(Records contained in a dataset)
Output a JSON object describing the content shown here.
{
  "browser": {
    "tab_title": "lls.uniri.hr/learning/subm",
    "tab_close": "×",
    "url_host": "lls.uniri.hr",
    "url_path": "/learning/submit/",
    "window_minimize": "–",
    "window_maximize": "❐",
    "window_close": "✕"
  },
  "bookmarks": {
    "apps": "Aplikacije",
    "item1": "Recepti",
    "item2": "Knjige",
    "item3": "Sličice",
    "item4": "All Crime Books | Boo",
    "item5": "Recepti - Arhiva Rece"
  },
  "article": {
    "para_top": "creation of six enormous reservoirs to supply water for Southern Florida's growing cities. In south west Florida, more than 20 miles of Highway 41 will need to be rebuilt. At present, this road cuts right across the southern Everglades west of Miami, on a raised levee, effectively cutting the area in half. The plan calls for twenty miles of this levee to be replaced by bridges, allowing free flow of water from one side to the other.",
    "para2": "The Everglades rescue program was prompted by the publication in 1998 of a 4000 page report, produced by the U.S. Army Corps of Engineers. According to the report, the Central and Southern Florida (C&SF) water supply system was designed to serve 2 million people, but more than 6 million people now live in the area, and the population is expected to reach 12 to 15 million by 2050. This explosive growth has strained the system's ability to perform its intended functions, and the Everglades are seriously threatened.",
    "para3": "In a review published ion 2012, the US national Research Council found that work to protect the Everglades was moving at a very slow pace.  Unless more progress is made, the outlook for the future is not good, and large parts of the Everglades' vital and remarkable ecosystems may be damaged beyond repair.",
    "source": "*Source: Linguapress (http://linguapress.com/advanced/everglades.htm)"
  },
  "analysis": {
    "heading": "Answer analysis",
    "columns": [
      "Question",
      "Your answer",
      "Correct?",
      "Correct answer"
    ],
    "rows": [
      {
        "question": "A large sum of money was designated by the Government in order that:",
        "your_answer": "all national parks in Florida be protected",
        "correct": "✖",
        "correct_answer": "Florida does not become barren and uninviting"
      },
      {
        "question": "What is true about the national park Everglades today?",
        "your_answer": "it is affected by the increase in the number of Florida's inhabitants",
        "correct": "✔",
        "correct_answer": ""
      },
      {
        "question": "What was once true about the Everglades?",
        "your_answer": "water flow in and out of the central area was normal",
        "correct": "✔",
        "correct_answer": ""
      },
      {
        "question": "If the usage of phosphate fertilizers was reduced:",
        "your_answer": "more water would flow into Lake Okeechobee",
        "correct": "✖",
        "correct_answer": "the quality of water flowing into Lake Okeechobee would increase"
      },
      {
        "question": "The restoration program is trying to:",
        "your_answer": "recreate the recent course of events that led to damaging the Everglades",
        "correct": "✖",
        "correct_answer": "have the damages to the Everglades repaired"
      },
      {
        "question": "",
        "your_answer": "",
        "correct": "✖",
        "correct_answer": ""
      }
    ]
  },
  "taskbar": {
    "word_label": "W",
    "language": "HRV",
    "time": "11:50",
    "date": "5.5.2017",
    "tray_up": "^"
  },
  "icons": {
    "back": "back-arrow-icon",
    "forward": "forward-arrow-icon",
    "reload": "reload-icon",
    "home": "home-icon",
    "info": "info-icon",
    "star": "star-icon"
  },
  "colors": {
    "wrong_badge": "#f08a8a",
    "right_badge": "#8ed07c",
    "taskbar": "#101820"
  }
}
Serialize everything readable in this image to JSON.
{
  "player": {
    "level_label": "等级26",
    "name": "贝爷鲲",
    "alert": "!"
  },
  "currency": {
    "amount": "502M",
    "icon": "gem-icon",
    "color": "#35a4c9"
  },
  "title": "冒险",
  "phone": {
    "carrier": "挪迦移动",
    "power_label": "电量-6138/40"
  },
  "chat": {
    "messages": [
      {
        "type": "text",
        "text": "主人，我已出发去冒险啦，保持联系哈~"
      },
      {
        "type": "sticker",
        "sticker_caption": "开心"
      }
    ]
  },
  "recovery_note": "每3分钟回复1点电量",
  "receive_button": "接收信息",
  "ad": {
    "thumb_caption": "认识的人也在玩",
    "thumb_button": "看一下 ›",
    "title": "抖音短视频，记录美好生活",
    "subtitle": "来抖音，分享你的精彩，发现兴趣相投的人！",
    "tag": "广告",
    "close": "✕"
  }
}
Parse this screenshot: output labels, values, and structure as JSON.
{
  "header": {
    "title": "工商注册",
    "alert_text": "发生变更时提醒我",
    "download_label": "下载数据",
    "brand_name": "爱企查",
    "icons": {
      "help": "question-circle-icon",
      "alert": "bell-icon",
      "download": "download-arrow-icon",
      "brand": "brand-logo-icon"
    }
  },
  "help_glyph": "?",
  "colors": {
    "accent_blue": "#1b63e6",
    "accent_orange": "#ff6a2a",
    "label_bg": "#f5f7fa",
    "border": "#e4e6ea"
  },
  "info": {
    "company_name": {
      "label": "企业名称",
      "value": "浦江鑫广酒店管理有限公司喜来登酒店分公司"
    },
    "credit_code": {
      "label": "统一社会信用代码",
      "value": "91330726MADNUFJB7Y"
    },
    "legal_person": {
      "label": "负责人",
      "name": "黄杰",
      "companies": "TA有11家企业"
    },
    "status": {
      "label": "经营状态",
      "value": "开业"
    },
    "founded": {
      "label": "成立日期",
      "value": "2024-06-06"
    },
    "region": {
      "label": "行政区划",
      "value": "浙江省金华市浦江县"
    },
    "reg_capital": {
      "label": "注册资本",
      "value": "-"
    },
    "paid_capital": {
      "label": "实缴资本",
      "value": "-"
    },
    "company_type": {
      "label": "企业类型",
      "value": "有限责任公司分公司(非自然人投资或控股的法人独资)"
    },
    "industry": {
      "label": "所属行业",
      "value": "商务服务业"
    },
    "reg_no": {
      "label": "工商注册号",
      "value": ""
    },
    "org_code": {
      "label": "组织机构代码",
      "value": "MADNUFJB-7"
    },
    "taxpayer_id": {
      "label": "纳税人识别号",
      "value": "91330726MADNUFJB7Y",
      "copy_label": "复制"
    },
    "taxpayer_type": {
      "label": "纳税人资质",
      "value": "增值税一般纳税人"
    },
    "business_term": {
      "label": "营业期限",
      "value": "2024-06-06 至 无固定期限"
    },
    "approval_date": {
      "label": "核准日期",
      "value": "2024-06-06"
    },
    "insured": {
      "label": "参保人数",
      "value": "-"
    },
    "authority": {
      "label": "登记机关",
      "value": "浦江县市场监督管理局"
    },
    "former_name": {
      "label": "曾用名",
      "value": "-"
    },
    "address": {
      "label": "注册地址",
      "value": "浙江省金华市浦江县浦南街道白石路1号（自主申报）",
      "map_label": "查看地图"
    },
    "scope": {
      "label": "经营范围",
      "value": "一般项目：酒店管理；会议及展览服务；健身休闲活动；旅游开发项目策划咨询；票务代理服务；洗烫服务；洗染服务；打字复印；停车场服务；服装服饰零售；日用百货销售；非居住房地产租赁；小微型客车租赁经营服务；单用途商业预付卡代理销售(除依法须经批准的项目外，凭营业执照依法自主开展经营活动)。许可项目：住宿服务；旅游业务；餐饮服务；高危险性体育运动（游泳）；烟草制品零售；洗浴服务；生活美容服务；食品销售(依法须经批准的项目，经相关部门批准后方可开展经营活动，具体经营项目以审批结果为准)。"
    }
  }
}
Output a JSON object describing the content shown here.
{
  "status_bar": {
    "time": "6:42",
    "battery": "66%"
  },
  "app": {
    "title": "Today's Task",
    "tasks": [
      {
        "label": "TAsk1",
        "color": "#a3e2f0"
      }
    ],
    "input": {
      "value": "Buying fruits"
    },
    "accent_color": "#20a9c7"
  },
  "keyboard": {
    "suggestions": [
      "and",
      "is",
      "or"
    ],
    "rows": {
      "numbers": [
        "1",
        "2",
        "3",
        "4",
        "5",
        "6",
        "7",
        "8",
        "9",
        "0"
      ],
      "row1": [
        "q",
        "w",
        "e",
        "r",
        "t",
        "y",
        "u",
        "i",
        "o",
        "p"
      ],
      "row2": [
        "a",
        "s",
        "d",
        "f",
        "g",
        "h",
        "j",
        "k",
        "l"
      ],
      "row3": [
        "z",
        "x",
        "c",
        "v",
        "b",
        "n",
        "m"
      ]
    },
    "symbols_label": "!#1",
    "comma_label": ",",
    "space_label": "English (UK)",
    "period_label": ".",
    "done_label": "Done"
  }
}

WHAT IS EXPECTED
Work through the data and report how many of its lines hold the word "water", giving only the figure.

TASK ANSWER
5